What to produce: Extract the data exactly, missing nothing.

[Stored data]
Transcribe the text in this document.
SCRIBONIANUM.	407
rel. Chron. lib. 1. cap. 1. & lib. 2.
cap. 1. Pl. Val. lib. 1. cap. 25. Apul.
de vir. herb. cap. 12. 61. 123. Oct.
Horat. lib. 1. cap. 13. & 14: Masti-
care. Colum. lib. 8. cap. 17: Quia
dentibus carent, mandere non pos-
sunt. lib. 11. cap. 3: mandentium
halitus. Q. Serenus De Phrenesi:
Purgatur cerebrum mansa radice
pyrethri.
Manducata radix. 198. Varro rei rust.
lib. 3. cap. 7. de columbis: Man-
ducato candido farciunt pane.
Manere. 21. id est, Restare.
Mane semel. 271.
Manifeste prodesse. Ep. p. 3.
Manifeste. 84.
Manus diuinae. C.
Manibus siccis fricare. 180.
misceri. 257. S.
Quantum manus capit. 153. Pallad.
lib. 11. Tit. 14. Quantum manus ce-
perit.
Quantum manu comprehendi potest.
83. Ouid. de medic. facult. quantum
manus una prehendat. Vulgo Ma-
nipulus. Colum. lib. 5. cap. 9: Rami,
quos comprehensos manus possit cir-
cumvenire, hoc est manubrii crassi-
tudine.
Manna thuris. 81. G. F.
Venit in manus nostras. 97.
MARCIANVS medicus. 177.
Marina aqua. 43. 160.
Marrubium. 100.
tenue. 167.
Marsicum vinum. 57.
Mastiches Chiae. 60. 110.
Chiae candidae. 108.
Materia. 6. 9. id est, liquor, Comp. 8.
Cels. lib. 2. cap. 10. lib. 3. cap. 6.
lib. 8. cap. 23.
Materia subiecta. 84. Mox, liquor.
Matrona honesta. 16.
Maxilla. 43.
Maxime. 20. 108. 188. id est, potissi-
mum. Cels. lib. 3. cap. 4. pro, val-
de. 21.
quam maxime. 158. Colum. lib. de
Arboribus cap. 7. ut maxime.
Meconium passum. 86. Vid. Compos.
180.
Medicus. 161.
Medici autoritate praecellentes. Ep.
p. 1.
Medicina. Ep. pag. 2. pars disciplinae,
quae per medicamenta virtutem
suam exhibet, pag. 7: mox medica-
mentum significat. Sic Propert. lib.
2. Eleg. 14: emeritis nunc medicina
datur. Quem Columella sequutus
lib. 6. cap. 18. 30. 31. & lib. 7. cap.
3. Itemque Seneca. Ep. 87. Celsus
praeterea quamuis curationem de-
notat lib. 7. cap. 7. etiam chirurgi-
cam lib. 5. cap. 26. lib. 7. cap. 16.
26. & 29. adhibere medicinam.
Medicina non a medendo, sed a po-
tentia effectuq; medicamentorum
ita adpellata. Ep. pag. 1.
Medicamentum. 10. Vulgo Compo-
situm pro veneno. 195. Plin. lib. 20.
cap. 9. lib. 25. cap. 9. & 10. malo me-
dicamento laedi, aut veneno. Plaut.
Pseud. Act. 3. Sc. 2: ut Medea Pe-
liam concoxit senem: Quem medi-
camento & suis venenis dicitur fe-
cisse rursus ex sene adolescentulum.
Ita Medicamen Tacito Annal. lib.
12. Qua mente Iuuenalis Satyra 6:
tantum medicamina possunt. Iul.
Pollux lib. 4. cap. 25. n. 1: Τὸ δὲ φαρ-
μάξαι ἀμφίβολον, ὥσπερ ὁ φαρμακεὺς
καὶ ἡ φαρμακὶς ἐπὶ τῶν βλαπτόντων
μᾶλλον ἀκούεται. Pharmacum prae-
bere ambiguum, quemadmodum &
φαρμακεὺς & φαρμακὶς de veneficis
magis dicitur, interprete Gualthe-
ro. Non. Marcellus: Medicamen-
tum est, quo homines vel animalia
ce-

Final answer:
Transcribe the text in this document.
SCRIBONIANUM.	407
rel. Chron. lib. 1. cap. 1. & lib. 2.
cap. 1. Pl. Val. lib. 1. cap. 25. Apul.
de vir. herb. cap. 12. 61. 123. Oct.
Horat. lib. 1. cap. 13. & 14: Masti-
care. Colum. lib. 8. cap. 17: Quia
dentibus carent, mandere non pos-
sunt. lib. 11. cap. 3: mandentium
halitus. Q. Serenus De Phrenesi:
Purgatur cerebrum mansa radice
pyrethri.
Manducata radix. 198. Varro rei rust.
lib. 3. cap. 7. de columbis: Man-
ducato candido farciunt pane.
Manere. 21. id est, Restare.
Mane semel. 271.
Manifeste prodesse. Ep. p. 3.
Manifeste. 84.
Manus diuinae. C.
Manibus siccis fricare. 180.
misceri. 257. S.
Quantum manus capit. 153. Pallad.
lib. 11. Tit. 14. Quantum manus ce-
perit.
Quantum manu comprehendi potest.
83. Ouid. de medic. facult. quantum
manus una prehendat. Vulgo Ma-
nipulus. Colum. lib. 5. cap. 9: Rami,
quos comprehensos manus possit cir-
cumvenire, hoc est manubrii crassi-
tudine.
Manna thuris. 81. G. F.
Venit in manus nostras. 97.
MARCIANVS medicus. 177.
Marina aqua. 43. 160.
Marrubium. 100.
tenue. 167.
Marsicum vinum. 57.
Mastiches Chiae. 60. 110.
Chiae candidae. 108.
Materia. 6. 9. id est, liquor, Comp. 8.
Cels. lib. 2. cap. 10. lib. 3. cap. 6.
lib. 8. cap. 23.
Materia subiecta. 84. Mox, liquor.
Matrona honesta. 16.
Maxilla. 43.
Maxime. 20. 108. 188. id est, potissi-
mum. Cels. lib. 3. cap. 4. pro, val-
de. 21.
quam maxime. 158. Colum. lib. de
Arboribus cap. 7. ut maxime.
Meconium passum. 86. Vid. Compos.
180.
Medicus. 161.
Medici autoritate praecellentes. Ep.
p. 1.
Medicina. Ep. pag. 2. pars disciplinae,
quae per medicamenta virtutem
suam exhibet, pag. 7: mox medica-
mentum significat. Sic Propert. lib.
2. Eleg. 14: emeritis nunc medicina
datur. Quem Columella sequutus
lib. 6. cap. 18. 30. 31. & lib. 7. cap.
3. Itemque Seneca. Ep. 87. Celsus
praeterea quamuis curationem de-
notat lib. 7. cap. 7. etiam chirurgi-
cam lib. 5. cap. 26. lib. 7. cap. 16.
26. & 29. adhibere medicinam.
Medicina non a medendo, sed a po-
tentia effectuq; medicamentorum
ita adpellata. Ep. pag. 1.
Medicamentum. 10. Vulgo Compo-
situm pro veneno. 195. Plin. lib. 20.
cap. 9. lib. 25. cap. 9. & 10. malo me-
dicamento laedi, aut veneno. Plaut.
Pseud. Act. 3. Sc. 2: ut Medea Pe-
liam concoxit senem: Quem medi-
camento & suis venenis dicitur fe-
cisse rursus ex sene adolescentulum.
Ita Medicamen Tacito Annal. lib.
12. Qua mente Iuuenalis Satyra 6:
tantum medicamina possunt. Iul.
Pollux lib. 4. cap. 25. n. 1: Τὸ δὲ φαρ-
μάξαι ἀμφίβολον, ὥσπερ ὁ φαρμακεὺς
καὶ ἡ φαρμακὶς ἐπὶ τῶν βλαπτόντων
μᾶλλον ἀκούεται. Pharmacum prae-
bere ambiguum, quemadmodum &
φαρμακεὺς & φαρμακὶς de veneficis
magis dicitur, interprete Gualthe-
ro. Non. Marcellus: Medicamen-
tum est, quo homines vel animalia
ce-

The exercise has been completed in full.